Written request:
Take the data below and repeat it exactly.

Dataset items:
§
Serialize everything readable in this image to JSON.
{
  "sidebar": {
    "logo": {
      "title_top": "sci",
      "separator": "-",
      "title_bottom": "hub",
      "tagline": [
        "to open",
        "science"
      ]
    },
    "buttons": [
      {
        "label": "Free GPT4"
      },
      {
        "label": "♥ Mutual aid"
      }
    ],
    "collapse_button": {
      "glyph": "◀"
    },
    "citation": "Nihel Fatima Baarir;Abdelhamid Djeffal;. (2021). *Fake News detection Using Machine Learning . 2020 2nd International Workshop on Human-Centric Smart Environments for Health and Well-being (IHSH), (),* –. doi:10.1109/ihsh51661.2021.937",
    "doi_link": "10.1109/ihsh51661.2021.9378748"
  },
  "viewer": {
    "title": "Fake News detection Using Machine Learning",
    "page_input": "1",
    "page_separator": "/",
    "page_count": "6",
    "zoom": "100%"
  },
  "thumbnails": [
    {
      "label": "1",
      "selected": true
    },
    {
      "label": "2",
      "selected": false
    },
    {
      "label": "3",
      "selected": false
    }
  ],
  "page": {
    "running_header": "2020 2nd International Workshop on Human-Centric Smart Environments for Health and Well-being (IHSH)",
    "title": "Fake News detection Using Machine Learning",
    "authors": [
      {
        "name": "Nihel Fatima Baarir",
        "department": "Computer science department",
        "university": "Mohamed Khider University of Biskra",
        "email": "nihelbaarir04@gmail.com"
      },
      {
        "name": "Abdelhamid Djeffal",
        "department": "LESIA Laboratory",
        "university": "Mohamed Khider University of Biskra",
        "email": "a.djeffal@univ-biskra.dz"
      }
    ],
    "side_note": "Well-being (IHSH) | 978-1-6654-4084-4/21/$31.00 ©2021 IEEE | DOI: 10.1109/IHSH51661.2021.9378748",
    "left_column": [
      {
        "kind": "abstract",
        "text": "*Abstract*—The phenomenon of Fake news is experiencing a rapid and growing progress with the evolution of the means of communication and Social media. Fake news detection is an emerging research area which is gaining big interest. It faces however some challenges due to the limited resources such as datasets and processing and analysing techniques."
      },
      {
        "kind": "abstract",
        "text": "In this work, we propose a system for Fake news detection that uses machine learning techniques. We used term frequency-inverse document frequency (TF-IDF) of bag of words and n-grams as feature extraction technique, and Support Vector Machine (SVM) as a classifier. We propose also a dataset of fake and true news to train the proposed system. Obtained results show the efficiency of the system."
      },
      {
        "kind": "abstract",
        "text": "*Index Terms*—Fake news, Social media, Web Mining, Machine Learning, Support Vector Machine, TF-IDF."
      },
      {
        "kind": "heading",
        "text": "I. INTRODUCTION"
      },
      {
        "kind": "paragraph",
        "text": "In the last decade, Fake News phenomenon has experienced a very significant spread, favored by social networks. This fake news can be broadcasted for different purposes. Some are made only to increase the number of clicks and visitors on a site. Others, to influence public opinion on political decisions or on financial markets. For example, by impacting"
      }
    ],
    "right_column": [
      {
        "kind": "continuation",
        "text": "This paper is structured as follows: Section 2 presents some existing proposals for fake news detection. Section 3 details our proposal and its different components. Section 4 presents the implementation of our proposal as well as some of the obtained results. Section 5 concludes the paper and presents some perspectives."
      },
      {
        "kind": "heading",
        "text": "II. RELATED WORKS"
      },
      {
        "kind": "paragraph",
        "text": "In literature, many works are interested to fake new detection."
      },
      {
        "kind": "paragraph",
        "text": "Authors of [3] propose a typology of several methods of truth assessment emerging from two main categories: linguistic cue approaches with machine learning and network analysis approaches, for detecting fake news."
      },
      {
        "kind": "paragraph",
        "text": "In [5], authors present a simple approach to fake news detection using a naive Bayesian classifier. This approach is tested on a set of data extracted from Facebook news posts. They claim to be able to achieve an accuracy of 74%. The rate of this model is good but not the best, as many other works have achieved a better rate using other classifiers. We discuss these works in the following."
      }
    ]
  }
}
§
Task answer:
Serialize everything readable in this image to JSON.
{
  "sidebar": {
    "logo": {
      "title_top": "sci",
      "separator": "-",
      "title_bottom": "hub",
      "tagline": [
        "to open",
        "science"
      ]
    },
    "buttons": [
      {
        "label": "Free GPT4"
      },
      {
        "label": "♥ Mutual aid"
      }
    ],
    "collapse_button": {
      "glyph": "◀"
    },
    "citation": "Nihel Fatima Baarir;Abdelhamid Djeffal;. (2021). *Fake News detection Using Machine Learning . 2020 2nd International Workshop on Human-Centric Smart Environments for Health and Well-being (IHSH), (),* –. doi:10.1109/ihsh51661.2021.937",
    "doi_link": "10.1109/ihsh51661.2021.9378748"
  },
  "viewer": {
    "title": "Fake News detection Using Machine Learning",
    "page_input": "1",
    "page_separator": "/",
    "page_count": "6",
    "zoom": "100%"
  },
  "thumbnails": [
    {
      "label": "1",
      "selected": true
    },
    {
      "label": "2",
      "selected": false
    },
    {
      "label": "3",
      "selected": false
    }
  ],
  "page": {
    "running_header": "2020 2nd International Workshop on Human-Centric Smart Environments for Health and Well-being (IHSH)",
    "title": "Fake News detection Using Machine Learning",
    "authors": [
      {
        "name": "Nihel Fatima Baarir",
        "department": "Computer science department",
        "university": "Mohamed Khider University of Biskra",
        "email": "nihelbaarir04@gmail.com"
      },
      {
        "name": "Abdelhamid Djeffal",
        "department": "LESIA Laboratory",
        "university": "Mohamed Khider University of Biskra",
        "email": "a.djeffal@univ-biskra.dz"
      }
    ],
    "side_note": "Well-being (IHSH) | 978-1-6654-4084-4/21/$31.00 ©2021 IEEE | DOI: 10.1109/IHSH51661.2021.9378748",
    "left_column": [
      {
        "kind": "abstract",
        "text": "*Abstract*—The phenomenon of Fake news is experiencing a rapid and growing progress with the evolution of the means of communication and Social media. Fake news detection is an emerging research area which is gaining big interest. It faces however some challenges due to the limited resources such as datasets and processing and analysing techniques."
      },
      {
        "kind": "abstract",
        "text": "In this work, we propose a system for Fake news detection that uses machine learning techniques. We used term frequency-inverse document frequency (TF-IDF) of bag of words and n-grams as feature extraction technique, and Support Vector Machine (SVM) as a classifier. We propose also a dataset of fake and true news to train the proposed system. Obtained results show the efficiency of the system."
      },
      {
        "kind": "abstract",
        "text": "*Index Terms*—Fake news, Social media, Web Mining, Machine Learning, Support Vector Machine, TF-IDF."
      },
      {
        "kind": "heading",
        "text": "I. INTRODUCTION"
      },
      {
        "kind": "paragraph",
        "text": "In the last decade, Fake News phenomenon has experienced a very significant spread, favored by social networks. This fake news can be broadcasted for different purposes. Some are made only to increase the number of clicks and visitors on a site. Others, to influence public opinion on political decisions or on financial markets. For example, by impacting"
      }
    ],
    "right_column": [
      {
        "kind": "continuation",
        "text": "This paper is structured as follows: Section 2 presents some existing proposals for fake news detection. Section 3 details our proposal and its different components. Section 4 presents the implementation of our proposal as well as some of the obtained results. Section 5 concludes the paper and presents some perspectives."
      },
      {
        "kind": "heading",
        "text": "II. RELATED WORKS"
      },
      {
        "kind": "paragraph",
        "text": "In literature, many works are interested to fake new detection."
      },
      {
        "kind": "paragraph",
        "text": "Authors of [3] propose a typology of several methods of truth assessment emerging from two main categories: linguistic cue approaches with machine learning and network analysis approaches, for detecting fake news."
      },
      {
        "kind": "paragraph",
        "text": "In [5], authors present a simple approach to fake news detection using a naive Bayesian classifier. This approach is tested on a set of data extracted from Facebook news posts. They claim to be able to achieve an accuracy of 74%. The rate of this model is good but not the best, as many other works have achieved a better rate using other classifiers. We discuss these works in the following."
      }
    ]
  }
}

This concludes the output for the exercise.